[[ Text shown, beginning ]]

Is a nominal share capital of 100 euro, which nobody ever paid in, sufficient? Such arrangements are certainly odious, but legally watertight, as long as all formal requirements are fulfilled, no matter how absurd they may seem.

Things will start to unravel when formally defined, minimum requirements are not fulfilled, or the people setting up shell companies and administering them act grossly careless or fraudulent. Issuing unlimited authority to hidden beneficiaries while acting as the official, legally responsible company front is a case in point.

This happened to me when I was short-changed by a well-reputed Cypriot trust company, ‘a leading corporate, fiduciary and fund administrator'.

As I have reported a few months ago, I had in person given a loan to a Russian businessman who was fully serviced by these Cypriot trustees. The Russian never bothered to repay even a fraction of the principal he owed me and got away with it with the help of the Cypriots, which obligingly concealed his assets by transferring them to another company managed by themselves.

The BVI company which had formally been the recipient of my loan, the Cypriot companies owning the Russian’s industrial assets pledged to me, the shareholders of these companies, the acting directors of these companies, the bank accounts set up in the name of these companies, the powers of attorney, the yearly fig-leaf accounts: all provided by the Cypriot trustees.

When I wanted my money back, they walled on the Russian’s behalf. Funnily enough, it was their managing director who had signed all relevant papers and contracts, not just a janitor who might plead ignorance.

He was acting on behalf of each company involved as director, often as the shareholder representative too and as depositary, and it was he who had happily signed my loan contract and who had pledged to me all sureties and issued all trust declarations issued in my favour. By all means and appearances he was the boss in all dealings with me.

[[ Text shown, end ]]
[[ Entries shown, beginning ]]

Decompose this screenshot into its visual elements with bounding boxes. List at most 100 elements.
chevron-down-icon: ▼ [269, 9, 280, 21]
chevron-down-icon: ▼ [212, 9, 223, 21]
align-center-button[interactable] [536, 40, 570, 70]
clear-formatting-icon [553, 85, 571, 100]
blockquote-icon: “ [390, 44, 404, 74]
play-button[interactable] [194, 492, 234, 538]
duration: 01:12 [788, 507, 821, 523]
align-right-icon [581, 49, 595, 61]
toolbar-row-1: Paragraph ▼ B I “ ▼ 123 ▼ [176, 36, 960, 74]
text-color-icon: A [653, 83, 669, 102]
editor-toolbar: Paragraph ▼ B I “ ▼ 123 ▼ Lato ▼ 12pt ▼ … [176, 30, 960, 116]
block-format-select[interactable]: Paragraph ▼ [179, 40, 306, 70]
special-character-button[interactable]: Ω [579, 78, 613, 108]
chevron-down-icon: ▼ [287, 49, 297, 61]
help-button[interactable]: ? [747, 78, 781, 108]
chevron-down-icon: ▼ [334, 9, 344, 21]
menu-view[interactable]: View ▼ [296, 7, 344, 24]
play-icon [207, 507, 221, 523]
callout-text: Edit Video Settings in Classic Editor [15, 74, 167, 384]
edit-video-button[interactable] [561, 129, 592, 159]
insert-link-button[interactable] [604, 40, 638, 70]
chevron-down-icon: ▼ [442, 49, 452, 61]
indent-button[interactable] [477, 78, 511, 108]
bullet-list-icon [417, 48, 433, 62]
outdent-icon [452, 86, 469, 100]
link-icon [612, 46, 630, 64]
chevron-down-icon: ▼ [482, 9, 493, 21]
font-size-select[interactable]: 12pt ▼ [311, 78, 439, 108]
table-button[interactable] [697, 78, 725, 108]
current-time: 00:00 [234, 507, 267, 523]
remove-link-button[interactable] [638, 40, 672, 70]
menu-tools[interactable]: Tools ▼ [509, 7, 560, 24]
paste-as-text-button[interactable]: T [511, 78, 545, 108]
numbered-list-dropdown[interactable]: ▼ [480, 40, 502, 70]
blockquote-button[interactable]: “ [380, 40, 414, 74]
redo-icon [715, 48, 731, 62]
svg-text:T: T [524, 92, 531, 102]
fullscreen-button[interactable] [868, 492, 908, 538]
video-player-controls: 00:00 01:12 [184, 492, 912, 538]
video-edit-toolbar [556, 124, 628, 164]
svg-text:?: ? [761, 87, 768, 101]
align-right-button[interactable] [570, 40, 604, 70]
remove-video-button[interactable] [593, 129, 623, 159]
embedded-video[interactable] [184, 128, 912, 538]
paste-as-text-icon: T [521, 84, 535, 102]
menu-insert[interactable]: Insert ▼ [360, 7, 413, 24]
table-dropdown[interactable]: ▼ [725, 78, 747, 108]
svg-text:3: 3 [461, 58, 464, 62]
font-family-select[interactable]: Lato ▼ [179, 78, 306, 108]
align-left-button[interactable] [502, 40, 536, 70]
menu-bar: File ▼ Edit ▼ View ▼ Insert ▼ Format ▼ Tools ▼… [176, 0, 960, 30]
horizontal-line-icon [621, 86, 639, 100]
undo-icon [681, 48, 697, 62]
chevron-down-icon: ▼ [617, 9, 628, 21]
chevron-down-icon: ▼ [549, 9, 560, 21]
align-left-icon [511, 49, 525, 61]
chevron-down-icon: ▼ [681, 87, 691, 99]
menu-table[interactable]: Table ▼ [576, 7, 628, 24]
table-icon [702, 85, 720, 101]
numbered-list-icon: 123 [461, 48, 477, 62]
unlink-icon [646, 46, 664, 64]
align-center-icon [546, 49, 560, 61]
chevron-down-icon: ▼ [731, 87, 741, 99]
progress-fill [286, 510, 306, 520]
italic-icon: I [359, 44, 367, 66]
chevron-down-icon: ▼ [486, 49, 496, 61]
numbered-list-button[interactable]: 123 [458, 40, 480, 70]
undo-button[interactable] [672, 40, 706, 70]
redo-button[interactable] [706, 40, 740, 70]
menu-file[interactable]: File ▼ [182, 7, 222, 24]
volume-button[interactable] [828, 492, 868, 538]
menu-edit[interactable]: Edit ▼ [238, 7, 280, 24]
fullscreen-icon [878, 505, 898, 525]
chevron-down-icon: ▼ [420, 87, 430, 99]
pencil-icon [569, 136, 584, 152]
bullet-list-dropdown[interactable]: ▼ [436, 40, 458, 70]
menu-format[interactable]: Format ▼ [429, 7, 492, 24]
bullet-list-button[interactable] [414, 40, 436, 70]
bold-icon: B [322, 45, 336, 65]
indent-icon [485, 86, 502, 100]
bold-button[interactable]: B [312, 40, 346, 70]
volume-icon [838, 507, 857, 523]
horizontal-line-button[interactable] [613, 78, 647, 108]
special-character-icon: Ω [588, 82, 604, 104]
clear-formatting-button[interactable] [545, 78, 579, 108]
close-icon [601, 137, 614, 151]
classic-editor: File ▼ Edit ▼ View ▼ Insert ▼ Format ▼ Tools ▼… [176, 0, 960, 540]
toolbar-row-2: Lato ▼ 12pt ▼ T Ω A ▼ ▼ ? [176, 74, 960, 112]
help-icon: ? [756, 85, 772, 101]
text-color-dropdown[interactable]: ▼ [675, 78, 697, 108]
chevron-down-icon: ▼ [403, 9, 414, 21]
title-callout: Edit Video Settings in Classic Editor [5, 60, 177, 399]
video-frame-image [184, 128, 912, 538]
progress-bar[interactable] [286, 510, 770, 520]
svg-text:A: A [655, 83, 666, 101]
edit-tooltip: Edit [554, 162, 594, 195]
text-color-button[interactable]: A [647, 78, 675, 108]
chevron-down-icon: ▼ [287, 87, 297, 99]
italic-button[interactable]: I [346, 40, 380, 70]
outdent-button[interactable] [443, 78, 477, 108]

[[ Entries shown, end ]]

* Activity list *
A - Answer each question from the account of the unpaid loan to the Russian businessman:
(i) What amount of nominal share capital does the opening sentence mention?
(ii) What kind of company was formally the recipient of the loan?
(iii) Which person at the Cypriot trust company signed all relevant papers and contracts?
B - Extend the account of the unpaid loan to the Russian businessman with a few more paragraphs, picking up right after its last sentence.
The material has nothing to do with this exercise.

* Responses for each task *
A -
(i) 100 euro
(ii) A BVI company
(iii) Their managing director

B -
“We, the undersigned… do hereby and solemnly and sincerely make the following declaration and undertakings: That the said shares are the lawful property of Dr Andreas Weitzer (hereinafter referred to as the Owner) and that we hold the said shares and all dividends and other rights of whatsoever nature accrued or to accrue upon the shares in trust of the Owner… and will faithfully carry out such wishes and instructions as the Owner may direct…” signed ‘the managing director’ - my perceived guarantor!”

When my loan turned sour, he transferred all assets of the Russian to another Cypriot company beyond my reach – quite without my consent as “owner”. He refused to even hand over the physical shares of the now worthless companies I was supposed to own according to his trust declaration as quoted above.

Not surprisingly any meaningful explanation of what had happened was refused citing “client confidentiality” – never mind that I was supposed to be a client myself. The Cypriot on-shore companies involved did not even produce balance statements for many years. Accounts should have have explained how I was defrauded and how the law was violated in favour of someone who had just paid better, if with my money.

When minimum formalities are not respected and good practice is flouted, the legal façade of what represents a company and its residency will become porous.

We retail investors may face financial consequences as tax authorities all over the world will be in a position to attack such arrangements, on-shore and off-shore.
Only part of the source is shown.